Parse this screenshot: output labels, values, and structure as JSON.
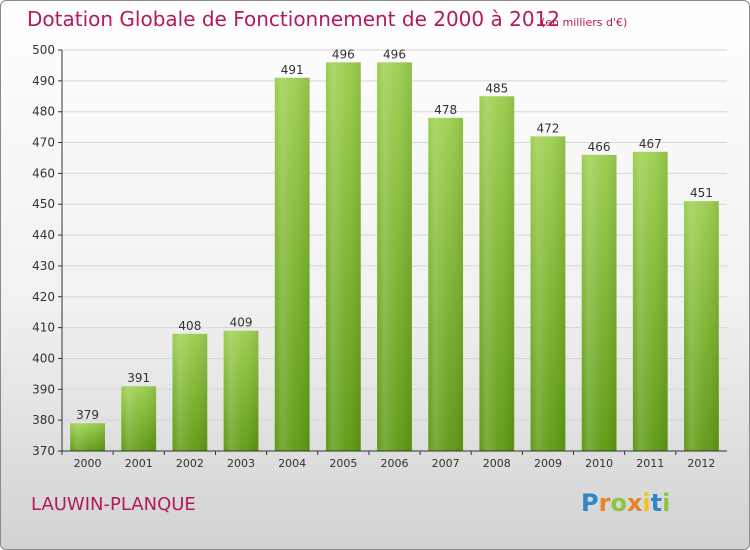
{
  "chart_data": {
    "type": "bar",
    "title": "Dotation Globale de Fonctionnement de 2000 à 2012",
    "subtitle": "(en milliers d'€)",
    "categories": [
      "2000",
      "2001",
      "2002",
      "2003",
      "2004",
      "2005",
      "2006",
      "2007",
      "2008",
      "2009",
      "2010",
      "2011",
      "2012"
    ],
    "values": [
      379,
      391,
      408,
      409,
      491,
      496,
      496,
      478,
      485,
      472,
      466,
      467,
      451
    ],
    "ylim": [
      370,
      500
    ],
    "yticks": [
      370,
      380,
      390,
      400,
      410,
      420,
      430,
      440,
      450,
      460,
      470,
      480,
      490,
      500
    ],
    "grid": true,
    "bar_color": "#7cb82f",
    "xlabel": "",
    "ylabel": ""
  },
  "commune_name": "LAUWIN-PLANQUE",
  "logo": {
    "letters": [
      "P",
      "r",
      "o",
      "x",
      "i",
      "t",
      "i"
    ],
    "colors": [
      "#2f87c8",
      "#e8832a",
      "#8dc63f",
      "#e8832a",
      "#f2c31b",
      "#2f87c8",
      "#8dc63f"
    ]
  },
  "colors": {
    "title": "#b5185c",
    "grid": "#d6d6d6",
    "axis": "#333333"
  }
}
---+---
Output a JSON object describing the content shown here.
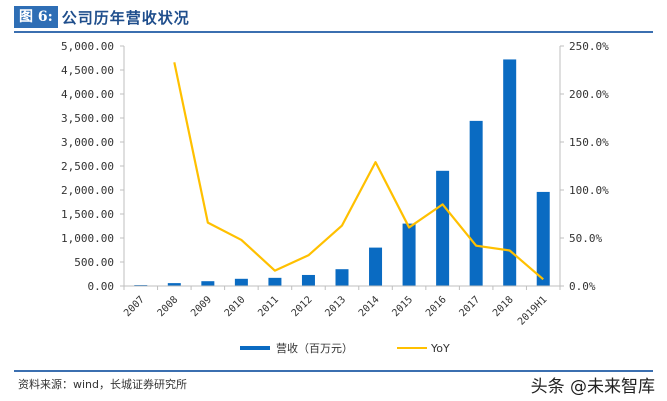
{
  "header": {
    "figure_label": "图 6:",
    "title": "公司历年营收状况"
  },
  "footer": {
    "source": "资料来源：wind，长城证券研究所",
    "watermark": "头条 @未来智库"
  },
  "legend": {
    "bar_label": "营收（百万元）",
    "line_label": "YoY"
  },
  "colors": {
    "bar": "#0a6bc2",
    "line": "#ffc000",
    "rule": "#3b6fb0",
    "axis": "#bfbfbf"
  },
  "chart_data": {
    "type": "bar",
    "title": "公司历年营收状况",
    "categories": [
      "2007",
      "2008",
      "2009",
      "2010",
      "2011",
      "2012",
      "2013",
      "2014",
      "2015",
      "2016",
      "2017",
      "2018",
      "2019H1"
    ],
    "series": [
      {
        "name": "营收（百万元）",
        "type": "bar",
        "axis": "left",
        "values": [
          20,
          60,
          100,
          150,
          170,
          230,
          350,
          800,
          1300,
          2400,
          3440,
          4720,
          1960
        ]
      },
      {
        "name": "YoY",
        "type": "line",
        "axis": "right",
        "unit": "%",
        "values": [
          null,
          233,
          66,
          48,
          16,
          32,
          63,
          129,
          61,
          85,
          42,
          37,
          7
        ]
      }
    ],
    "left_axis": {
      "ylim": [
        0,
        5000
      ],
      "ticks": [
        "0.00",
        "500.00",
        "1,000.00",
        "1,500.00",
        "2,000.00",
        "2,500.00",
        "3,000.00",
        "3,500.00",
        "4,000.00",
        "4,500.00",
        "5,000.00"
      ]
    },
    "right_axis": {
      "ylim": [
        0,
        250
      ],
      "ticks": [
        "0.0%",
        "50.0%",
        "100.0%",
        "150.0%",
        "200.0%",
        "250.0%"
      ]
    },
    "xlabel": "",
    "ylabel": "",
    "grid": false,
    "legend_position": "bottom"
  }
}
---+---
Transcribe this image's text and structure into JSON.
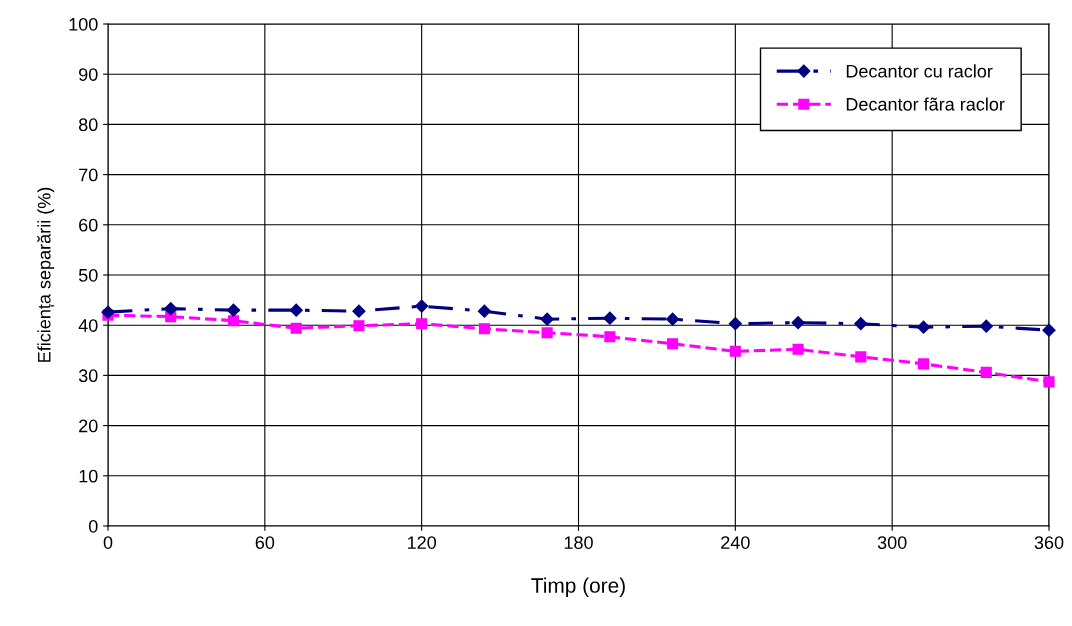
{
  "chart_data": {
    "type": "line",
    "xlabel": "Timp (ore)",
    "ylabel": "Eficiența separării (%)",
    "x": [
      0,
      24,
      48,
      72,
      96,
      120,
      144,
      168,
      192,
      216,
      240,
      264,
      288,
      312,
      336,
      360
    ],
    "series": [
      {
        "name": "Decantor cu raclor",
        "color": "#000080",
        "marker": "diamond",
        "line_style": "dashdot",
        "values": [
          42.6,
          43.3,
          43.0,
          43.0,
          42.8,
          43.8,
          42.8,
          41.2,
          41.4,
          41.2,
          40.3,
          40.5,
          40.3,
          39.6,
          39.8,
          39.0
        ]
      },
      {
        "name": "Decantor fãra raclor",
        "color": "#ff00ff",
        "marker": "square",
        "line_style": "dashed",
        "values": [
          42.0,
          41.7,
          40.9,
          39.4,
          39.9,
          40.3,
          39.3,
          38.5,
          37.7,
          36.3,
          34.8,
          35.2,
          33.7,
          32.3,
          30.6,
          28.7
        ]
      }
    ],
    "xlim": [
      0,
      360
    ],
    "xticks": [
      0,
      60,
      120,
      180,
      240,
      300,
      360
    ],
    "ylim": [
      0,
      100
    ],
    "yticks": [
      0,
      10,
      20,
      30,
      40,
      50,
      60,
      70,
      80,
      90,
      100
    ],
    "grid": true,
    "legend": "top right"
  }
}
---+---
WORK REQUIRED »
Return from the data every line that holds "type".

FULL ANSWER »
    "type": "bar",
    "type": "bar",
        "type": "bar",
        "type": "line",
    "type": "line",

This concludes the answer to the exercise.